▶ [Objective]: Type out all the records word for word. Any pictures are to be left out.

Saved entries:
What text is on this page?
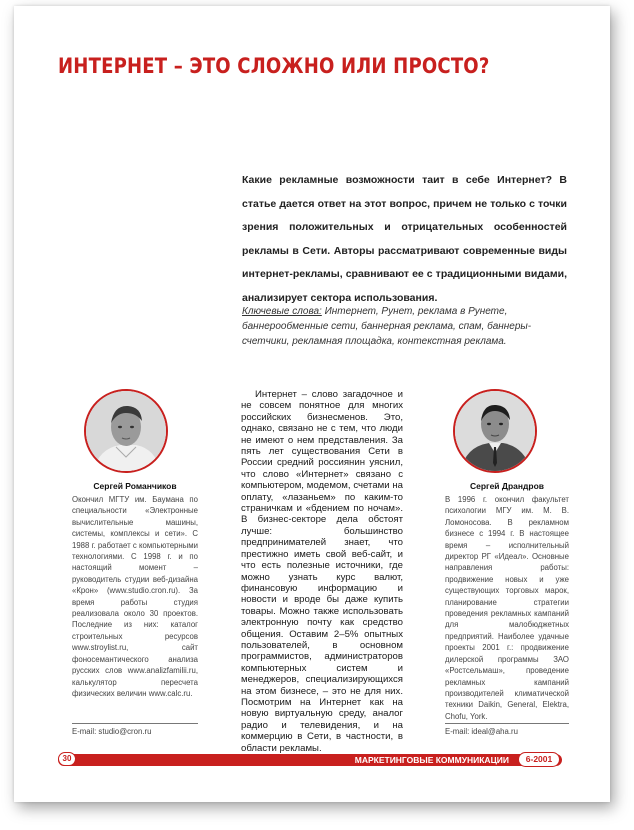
ИНТЕРНЕТ – ЭТО СЛОЖНО ИЛИ ПРОСТО?

Какие рекламные возможности таит в себе Интернет? В статье дается ответ на этот вопрос, причем не только с точки зрения положительных и отрицательных особенностей рекламы в Сети. Авторы рассматривают современные виды интернет-рекламы, сравнивают ее с традиционными видами, анализирует сектора использования.

Ключевые слова: Интернет, Рунет, реклама в Рунете, баннерообменные сети, баннерная реклама, спам, баннеры-счетчики, рекламная площадка, контекстная реклама.

Сергей Романчиков

Окончил МГТУ им. Баумана по специальности «Электронные вычислительные машины, системы, комплексы и сети». С 1988 г. работает с компьютерными технологиями. С 1998 г. и по настоящий момент – руководитель студии веб-дизайна «Крон» (www.studio.cron.ru). За время работы студия реализовала около 30 проектов. Последние из них: каталог строительных ресурсов www.stroylist.ru, сайт фоносемантического анализа русских слов www.analizfamilii.ru, калькулятор пересчета физических величин www.calc.ru.

E-mail: studio@cron.ru

Интернет – слово загадочное и не совсем понятное для многих российских бизнесменов. Это, однако, связано не с тем, что люди не имеют о нем представления. За пять лет существования Сети в России средний россиянин уяснил, что слово «Интернет» связано с компьютером, модемом, счетами на оплату, «лазаньем» по каким-то страничкам и «бдением по ночам». В бизнес-секторе дела обстоят лучше: большинство предпринимателей знает, что престижно иметь свой веб-сайт, и что есть полезные источники, где можно узнать курс валют, финансовую информацию и новости и вроде бы даже купить товары. Можно также использовать электронную почту как средство общения. Оставим 2–5% опытных пользователей, в основном программистов, администраторов компьютерных систем и менеджеров, специализирующихся на этом бизнесе, – это не для них. Посмотрим на Интернет как на новую виртуальную среду, аналог радио и телевидения, и на коммерцию в Сети, в частности, в области рекламы.

Сергей Драндров

В 1996 г. окончил факультет психологии МГУ им. М. В. Ломоносова. В рекламном бизнесе с 1994 г. В настоящее время – исполнительный директор РГ «Идеал». Основные направления работы: продвижение новых и уже существующих торговых марок, планирование стратегии проведения рекламных кампаний для малобюджетных предприятий. Наиболее удачные проекты 2001 г.: продвижение дилерской программы ЗАО «Ростсельмаш», проведение рекламных кампаний производителей климатической техники Daikin, General, Elektra, Chofu, York.

E-mail: ideal@aha.ru

30	МАРКЕТИНГОВЫЕ КОММУНИКАЦИИ	6-2001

▶ [The reply]:
What text is on this page?
ИНТЕРНЕТ – ЭТО СЛОЖНО ИЛИ ПРОСТО?

Какие рекламные возможности таит в себе Интернет? В статье дается ответ на этот вопрос, причем не только с точки зрения положительных и отрицательных особенностей рекламы в Сети. Авторы рассматривают современные виды интернет-рекламы, сравнивают ее с традиционными видами, анализирует сектора использования.

Ключевые слова: Интернет, Рунет, реклама в Рунете, баннерообменные сети, баннерная реклама, спам, баннеры-счетчики, рекламная площадка, контекстная реклама.

Сергей Романчиков

Окончил МГТУ им. Баумана по специальности «Электронные вычислительные машины, системы, комплексы и сети». С 1988 г. работает с компьютерными технологиями. С 1998 г. и по настоящий момент – руководитель студии веб-дизайна «Крон» (www.studio.cron.ru). За время работы студия реализовала около 30 проектов. Последние из них: каталог строительных ресурсов www.stroylist.ru, сайт фоносемантического анализа русских слов www.analizfamilii.ru, калькулятор пересчета физических величин www.calc.ru.

E-mail: studio@cron.ru

Интернет – слово загадочное и не совсем понятное для многих российских бизнесменов. Это, однако, связано не с тем, что люди не имеют о нем представления. За пять лет существования Сети в России средний россиянин уяснил, что слово «Интернет» связано с компьютером, модемом, счетами на оплату, «лазаньем» по каким-то страничкам и «бдением по ночам». В бизнес-секторе дела обстоят лучше: большинство предпринимателей знает, что престижно иметь свой веб-сайт, и что есть полезные источники, где можно узнать курс валют, финансовую информацию и новости и вроде бы даже купить товары. Можно также использовать электронную почту как средство общения. Оставим 2–5% опытных пользователей, в основном программистов, администраторов компьютерных систем и менеджеров, специализирующихся на этом бизнесе, – это не для них. Посмотрим на Интернет как на новую виртуальную среду, аналог радио и телевидения, и на коммерцию в Сети, в частности, в области рекламы.

Сергей Драндров

В 1996 г. окончил факультет психологии МГУ им. М. В. Ломоносова. В рекламном бизнесе с 1994 г. В настоящее время – исполнительный директор РГ «Идеал». Основные направления работы: продвижение новых и уже существующих торговых марок, планирование стратегии проведения рекламных кампаний для малобюджетных предприятий. Наиболее удачные проекты 2001 г.: продвижение дилерской программы ЗАО «Ростсельмаш», проведение рекламных кампаний производителей климатической техники Daikin, General, Elektra, Chofu, York.

E-mail: ideal@aha.ru

30	МАРКЕТИНГОВЫЕ КОММУНИКАЦИИ	6-2001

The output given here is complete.